**Directive:** Look through the records below and collect all lines that hold the string "minimum".

**Provided material:**
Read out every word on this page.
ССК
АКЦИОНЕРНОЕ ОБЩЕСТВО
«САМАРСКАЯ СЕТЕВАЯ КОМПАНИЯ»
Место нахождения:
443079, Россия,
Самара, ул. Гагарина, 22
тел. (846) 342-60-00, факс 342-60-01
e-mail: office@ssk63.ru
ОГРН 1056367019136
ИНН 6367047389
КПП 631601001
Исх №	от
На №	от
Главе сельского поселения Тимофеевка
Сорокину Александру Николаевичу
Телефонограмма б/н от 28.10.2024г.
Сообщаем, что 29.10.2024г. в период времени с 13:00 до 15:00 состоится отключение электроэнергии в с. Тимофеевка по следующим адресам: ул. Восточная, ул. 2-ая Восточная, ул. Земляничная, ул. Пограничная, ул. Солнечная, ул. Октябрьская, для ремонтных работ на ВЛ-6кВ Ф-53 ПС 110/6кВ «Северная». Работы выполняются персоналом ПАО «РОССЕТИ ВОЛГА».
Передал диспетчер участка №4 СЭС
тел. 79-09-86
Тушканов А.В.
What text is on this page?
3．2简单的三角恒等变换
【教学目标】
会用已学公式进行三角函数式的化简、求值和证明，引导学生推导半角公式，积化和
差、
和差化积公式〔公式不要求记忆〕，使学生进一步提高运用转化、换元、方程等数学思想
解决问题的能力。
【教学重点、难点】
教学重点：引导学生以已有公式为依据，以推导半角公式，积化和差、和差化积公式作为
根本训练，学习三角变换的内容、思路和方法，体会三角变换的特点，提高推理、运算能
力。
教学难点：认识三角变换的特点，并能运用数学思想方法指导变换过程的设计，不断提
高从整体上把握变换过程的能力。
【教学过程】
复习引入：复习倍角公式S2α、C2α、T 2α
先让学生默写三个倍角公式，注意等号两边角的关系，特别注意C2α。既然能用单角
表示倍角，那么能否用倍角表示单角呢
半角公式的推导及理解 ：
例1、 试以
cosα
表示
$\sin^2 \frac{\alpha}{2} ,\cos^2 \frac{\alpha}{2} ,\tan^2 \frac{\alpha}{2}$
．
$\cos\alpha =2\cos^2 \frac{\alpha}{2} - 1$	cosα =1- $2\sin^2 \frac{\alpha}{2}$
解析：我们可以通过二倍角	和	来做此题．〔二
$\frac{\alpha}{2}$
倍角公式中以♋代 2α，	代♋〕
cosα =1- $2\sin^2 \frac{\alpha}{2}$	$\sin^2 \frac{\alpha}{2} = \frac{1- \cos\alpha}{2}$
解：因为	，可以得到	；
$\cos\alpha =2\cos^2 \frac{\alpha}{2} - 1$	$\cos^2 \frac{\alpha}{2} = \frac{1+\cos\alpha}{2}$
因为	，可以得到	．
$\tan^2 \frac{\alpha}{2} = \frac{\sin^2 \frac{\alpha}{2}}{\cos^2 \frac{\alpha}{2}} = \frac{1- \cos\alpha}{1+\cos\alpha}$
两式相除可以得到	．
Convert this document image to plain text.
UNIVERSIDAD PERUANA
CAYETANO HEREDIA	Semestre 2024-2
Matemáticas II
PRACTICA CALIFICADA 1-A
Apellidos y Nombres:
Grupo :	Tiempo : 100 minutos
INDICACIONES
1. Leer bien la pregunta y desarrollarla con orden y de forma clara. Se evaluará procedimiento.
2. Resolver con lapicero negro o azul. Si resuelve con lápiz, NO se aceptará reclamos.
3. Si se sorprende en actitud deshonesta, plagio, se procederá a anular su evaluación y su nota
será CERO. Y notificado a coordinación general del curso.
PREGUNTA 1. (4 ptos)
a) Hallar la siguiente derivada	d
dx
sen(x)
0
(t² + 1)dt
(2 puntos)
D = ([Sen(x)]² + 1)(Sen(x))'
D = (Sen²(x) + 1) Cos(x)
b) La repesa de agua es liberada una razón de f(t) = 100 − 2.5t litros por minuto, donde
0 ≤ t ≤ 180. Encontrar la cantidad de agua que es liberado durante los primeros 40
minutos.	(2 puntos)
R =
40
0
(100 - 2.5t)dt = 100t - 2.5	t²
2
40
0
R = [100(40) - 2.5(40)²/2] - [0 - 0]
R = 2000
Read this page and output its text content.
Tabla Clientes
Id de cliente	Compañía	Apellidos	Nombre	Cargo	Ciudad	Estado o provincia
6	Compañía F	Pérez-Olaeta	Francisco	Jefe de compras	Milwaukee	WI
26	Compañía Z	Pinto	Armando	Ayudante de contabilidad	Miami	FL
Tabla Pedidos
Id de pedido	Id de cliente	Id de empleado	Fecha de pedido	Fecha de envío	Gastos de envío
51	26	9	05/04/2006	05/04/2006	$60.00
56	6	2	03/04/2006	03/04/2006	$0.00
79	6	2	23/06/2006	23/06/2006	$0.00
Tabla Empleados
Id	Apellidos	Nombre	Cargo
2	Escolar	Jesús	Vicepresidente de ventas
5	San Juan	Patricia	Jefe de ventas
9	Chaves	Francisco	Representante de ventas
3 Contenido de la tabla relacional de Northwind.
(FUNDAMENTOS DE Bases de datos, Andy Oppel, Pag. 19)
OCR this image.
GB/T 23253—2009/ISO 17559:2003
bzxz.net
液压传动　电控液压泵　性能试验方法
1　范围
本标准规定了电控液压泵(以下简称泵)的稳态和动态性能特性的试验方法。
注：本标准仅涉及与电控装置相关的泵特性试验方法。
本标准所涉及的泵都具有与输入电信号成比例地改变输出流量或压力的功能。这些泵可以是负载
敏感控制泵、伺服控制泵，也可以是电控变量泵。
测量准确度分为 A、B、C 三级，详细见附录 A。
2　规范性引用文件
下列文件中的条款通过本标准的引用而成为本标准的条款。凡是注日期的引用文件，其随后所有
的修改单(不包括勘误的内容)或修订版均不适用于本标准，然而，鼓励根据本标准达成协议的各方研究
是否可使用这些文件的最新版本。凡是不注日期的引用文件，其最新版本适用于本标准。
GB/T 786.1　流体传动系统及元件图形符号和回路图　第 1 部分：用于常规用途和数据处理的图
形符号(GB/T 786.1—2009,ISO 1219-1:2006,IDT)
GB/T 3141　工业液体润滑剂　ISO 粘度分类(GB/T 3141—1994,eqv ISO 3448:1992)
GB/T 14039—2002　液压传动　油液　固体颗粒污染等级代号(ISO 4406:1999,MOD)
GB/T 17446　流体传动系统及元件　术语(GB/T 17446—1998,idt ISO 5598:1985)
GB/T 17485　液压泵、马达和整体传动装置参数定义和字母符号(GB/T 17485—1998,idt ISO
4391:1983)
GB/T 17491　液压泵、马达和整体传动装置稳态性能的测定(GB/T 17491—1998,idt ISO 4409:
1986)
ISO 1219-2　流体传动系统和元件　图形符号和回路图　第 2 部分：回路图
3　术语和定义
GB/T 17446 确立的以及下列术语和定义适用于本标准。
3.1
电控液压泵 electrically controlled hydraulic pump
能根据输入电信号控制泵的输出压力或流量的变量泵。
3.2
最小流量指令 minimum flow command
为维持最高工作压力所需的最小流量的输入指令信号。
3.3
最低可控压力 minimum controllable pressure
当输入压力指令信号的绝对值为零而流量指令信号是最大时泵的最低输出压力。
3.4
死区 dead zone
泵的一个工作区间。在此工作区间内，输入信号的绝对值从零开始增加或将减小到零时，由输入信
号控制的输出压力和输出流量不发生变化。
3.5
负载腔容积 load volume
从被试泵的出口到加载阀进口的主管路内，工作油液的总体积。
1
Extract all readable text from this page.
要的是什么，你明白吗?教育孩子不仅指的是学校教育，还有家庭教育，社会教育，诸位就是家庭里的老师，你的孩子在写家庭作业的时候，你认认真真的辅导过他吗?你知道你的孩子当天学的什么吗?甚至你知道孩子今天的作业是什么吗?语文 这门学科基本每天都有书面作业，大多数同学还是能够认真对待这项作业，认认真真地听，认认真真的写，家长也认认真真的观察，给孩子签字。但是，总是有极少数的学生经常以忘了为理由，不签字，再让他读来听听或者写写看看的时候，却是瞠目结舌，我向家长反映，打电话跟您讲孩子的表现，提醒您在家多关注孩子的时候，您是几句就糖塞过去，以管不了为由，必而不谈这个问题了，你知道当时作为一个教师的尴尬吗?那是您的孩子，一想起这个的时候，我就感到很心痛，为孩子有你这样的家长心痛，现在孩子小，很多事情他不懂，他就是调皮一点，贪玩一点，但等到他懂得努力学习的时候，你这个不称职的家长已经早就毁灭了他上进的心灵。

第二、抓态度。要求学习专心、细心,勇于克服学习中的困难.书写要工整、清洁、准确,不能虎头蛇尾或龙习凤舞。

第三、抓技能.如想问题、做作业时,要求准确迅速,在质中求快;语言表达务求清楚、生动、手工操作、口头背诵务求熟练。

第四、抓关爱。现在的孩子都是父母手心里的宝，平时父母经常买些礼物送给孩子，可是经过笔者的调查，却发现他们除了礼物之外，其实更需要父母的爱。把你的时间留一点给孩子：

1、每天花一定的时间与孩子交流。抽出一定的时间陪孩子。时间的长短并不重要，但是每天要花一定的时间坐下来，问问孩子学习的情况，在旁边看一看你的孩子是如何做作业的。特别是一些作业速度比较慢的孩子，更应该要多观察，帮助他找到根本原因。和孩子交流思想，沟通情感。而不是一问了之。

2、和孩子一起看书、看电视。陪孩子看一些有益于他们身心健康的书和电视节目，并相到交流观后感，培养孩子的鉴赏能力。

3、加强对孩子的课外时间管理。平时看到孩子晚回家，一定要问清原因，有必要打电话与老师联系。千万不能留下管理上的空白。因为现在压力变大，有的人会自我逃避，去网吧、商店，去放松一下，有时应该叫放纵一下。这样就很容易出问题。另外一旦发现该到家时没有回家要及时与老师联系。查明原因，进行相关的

**Final result:**
最小流量指令 minimum flow command
最低可控压力 minimum controllable pressure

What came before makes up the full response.